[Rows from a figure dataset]
═══

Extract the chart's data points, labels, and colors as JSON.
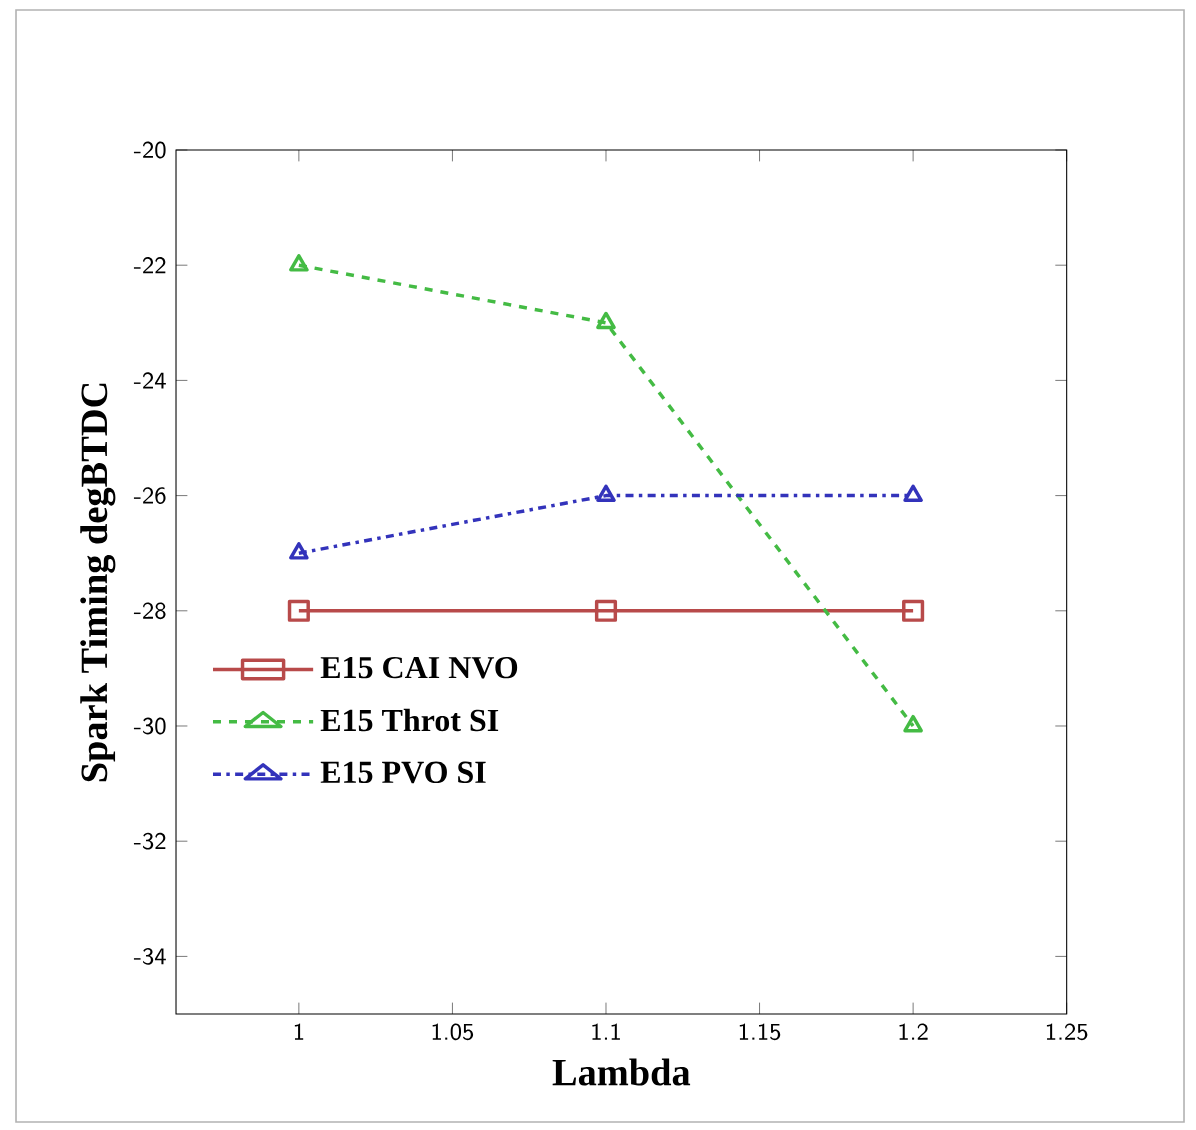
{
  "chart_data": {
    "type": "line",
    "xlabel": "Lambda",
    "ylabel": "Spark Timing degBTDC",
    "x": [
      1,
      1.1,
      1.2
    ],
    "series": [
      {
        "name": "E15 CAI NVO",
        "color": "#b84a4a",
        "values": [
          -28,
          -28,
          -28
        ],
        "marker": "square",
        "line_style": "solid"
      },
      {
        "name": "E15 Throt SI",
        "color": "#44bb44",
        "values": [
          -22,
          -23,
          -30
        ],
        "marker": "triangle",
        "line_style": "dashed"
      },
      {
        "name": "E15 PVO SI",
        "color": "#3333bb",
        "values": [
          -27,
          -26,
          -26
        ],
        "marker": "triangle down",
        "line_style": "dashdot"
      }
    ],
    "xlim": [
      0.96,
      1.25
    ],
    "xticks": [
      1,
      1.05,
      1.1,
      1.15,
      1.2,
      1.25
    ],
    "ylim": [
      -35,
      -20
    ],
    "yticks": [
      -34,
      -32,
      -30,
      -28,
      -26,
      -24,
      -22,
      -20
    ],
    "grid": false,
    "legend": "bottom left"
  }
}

═══

■ **What is being asked**: Reproduce each line word for word and drop the pictures.

■ **Answer for this exercise**:
Extract the chart's data points, labels, and colors as JSON.
{
  "chart_data": {
    "type": "line",
    "xlabel": "Lambda",
    "ylabel": "Spark Timing degBTDC",
    "x": [
      1,
      1.1,
      1.2
    ],
    "series": [
      {
        "name": "E15 CAI NVO",
        "color": "#b84a4a",
        "values": [
          -28,
          -28,
          -28
        ],
        "marker": "square",
        "line_style": "solid"
      },
      {
        "name": "E15 Throt SI",
        "color": "#44bb44",
        "values": [
          -22,
          -23,
          -30
        ],
        "marker": "triangle",
        "line_style": "dashed"
      },
      {
        "name": "E15 PVO SI",
        "color": "#3333bb",
        "values": [
          -27,
          -26,
          -26
        ],
        "marker": "triangle down",
        "line_style": "dashdot"
      }
    ],
    "xlim": [
      0.96,
      1.25
    ],
    "xticks": [
      1,
      1.05,
      1.1,
      1.15,
      1.2,
      1.25
    ],
    "ylim": [
      -35,
      -20
    ],
    "yticks": [
      -34,
      -32,
      -30,
      -28,
      -26,
      -24,
      -22,
      -20
    ],
    "grid": false,
    "legend": "bottom left"
  }
}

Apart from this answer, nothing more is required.